> To do
Print every record below exactly as written.

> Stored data
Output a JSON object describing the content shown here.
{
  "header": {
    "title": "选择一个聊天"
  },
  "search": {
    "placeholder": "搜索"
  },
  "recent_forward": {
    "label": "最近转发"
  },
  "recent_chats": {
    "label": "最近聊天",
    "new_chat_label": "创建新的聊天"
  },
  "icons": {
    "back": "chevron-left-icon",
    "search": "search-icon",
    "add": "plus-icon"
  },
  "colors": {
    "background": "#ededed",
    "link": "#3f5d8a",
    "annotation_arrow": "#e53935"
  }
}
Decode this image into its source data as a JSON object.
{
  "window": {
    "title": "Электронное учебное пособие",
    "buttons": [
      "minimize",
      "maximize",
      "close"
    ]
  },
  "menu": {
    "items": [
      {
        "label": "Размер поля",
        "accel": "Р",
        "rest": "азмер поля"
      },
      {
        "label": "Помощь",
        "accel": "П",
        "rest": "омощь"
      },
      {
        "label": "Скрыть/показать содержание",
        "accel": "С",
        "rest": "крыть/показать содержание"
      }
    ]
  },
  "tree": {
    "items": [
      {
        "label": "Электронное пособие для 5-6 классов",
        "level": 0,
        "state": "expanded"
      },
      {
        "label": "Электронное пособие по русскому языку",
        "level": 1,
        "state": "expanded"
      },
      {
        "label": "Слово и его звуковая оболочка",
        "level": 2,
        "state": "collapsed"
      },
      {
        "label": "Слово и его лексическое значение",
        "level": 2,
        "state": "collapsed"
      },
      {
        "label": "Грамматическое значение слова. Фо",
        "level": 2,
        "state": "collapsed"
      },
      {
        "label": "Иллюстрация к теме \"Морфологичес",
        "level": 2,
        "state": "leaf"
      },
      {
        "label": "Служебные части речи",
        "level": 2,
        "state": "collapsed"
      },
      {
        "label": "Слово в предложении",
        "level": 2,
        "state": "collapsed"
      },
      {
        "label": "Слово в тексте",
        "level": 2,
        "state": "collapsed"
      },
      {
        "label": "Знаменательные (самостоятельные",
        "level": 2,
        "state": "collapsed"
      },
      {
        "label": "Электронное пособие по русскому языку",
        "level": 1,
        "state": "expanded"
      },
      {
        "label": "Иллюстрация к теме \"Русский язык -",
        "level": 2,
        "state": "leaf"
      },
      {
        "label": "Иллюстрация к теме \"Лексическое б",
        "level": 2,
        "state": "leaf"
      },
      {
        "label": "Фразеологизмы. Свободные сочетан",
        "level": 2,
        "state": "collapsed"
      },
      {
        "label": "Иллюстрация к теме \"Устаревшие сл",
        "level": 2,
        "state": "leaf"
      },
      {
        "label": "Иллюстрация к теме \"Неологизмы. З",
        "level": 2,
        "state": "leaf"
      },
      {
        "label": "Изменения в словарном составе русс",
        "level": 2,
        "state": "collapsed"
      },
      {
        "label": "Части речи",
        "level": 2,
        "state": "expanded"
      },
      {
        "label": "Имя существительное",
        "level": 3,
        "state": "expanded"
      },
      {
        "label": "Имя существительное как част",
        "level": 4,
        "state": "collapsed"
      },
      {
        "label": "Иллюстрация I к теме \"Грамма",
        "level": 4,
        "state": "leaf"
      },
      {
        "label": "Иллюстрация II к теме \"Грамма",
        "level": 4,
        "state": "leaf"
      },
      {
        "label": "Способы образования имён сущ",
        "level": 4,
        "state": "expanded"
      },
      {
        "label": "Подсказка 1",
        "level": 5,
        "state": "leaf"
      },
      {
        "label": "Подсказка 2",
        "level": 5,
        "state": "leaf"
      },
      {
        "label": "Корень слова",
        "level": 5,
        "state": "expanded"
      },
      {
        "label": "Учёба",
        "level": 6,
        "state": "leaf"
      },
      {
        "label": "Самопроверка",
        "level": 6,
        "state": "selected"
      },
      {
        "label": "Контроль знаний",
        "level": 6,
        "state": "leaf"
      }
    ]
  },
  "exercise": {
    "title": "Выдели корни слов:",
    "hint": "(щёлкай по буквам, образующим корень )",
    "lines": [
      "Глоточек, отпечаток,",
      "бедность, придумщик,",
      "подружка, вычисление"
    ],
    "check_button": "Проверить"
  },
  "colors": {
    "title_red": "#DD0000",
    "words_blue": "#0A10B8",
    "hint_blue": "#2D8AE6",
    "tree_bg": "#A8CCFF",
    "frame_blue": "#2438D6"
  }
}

> Output of the exercise
Output a JSON object describing the content shown here.
{
  "header": {
    "title": "选择一个聊天"
  },
  "search": {
    "placeholder": "搜索"
  },
  "recent_forward": {
    "label": "最近转发"
  },
  "recent_chats": {
    "label": "最近聊天",
    "new_chat_label": "创建新的聊天"
  },
  "icons": {
    "back": "chevron-left-icon",
    "search": "search-icon",
    "add": "plus-icon"
  },
  "colors": {
    "background": "#ededed",
    "link": "#3f5d8a",
    "annotation_arrow": "#e53935"
  }
}
Decode this image into its source data as a JSON object.
{
  "window": {
    "title": "Электронное учебное пособие",
    "buttons": [
      "minimize",
      "maximize",
      "close"
    ]
  },
  "menu": {
    "items": [
      {
        "label": "Размер поля",
        "accel": "Р",
        "rest": "азмер поля"
      },
      {
        "label": "Помощь",
        "accel": "П",
        "rest": "омощь"
      },
      {
        "label": "Скрыть/показать содержание",
        "accel": "С",
        "rest": "крыть/показать содержание"
      }
    ]
  },
  "tree": {
    "items": [
      {
        "label": "Электронное пособие для 5-6 классов",
        "level": 0,
        "state": "expanded"
      },
      {
        "label": "Электронное пособие по русскому языку",
        "level": 1,
        "state": "expanded"
      },
      {
        "label": "Слово и его звуковая оболочка",
        "level": 2,
        "state": "collapsed"
      },
      {
        "label": "Слово и его лексическое значение",
        "level": 2,
        "state": "collapsed"
      },
      {
        "label": "Грамматическое значение слова. Фо",
        "level": 2,
        "state": "collapsed"
      },
      {
        "label": "Иллюстрация к теме \"Морфологичес",
        "level": 2,
        "state": "leaf"
      },
      {
        "label": "Служебные части речи",
        "level": 2,
        "state": "collapsed"
      },
      {
        "label": "Слово в предложении",
        "level": 2,
        "state": "collapsed"
      },
      {
        "label": "Слово в тексте",
        "level": 2,
        "state": "collapsed"
      },
      {
        "label": "Знаменательные (самостоятельные",
        "level": 2,
        "state": "collapsed"
      },
      {
        "label": "Электронное пособие по русскому языку",
        "level": 1,
        "state": "expanded"
      },
      {
        "label": "Иллюстрация к теме \"Русский язык -",
        "level": 2,
        "state": "leaf"
      },
      {
        "label": "Иллюстрация к теме \"Лексическое б",
        "level": 2,
        "state": "leaf"
      },
      {
        "label": "Фразеологизмы. Свободные сочетан",
        "level": 2,
        "state": "collapsed"
      },
      {
        "label": "Иллюстрация к теме \"Устаревшие сл",
        "level": 2,
        "state": "leaf"
      },
      {
        "label": "Иллюстрация к теме \"Неологизмы. З",
        "level": 2,
        "state": "leaf"
      },
      {
        "label": "Изменения в словарном составе русс",
        "level": 2,
        "state": "collapsed"
      },
      {
        "label": "Части речи",
        "level": 2,
        "state": "expanded"
      },
      {
        "label": "Имя существительное",
        "level": 3,
        "state": "expanded"
      },
      {
        "label": "Имя существительное как част",
        "level": 4,
        "state": "collapsed"
      },
      {
        "label": "Иллюстрация I к теме \"Грамма",
        "level": 4,
        "state": "leaf"
      },
      {
        "label": "Иллюстрация II к теме \"Грамма",
        "level": 4,
        "state": "leaf"
      },
      {
        "label": "Способы образования имён сущ",
        "level": 4,
        "state": "expanded"
      },
      {
        "label": "Подсказка 1",
        "level": 5,
        "state": "leaf"
      },
      {
        "label": "Подсказка 2",
        "level": 5,
        "state": "leaf"
      },
      {
        "label": "Корень слова",
        "level": 5,
        "state": "expanded"
      },
      {
        "label": "Учёба",
        "level": 6,
        "state": "leaf"
      },
      {
        "label": "Самопроверка",
        "level": 6,
        "state": "selected"
      },
      {
        "label": "Контроль знаний",
        "level": 6,
        "state": "leaf"
      }
    ]
  },
  "exercise": {
    "title": "Выдели корни слов:",
    "hint": "(щёлкай по буквам, образующим корень )",
    "lines": [
      "Глоточек, отпечаток,",
      "бедность, придумщик,",
      "подружка, вычисление"
    ],
    "check_button": "Проверить"
  },
  "colors": {
    "title_red": "#DD0000",
    "words_blue": "#0A10B8",
    "hint_blue": "#2D8AE6",
    "tree_bg": "#A8CCFF",
    "frame_blue": "#2438D6"
  }
}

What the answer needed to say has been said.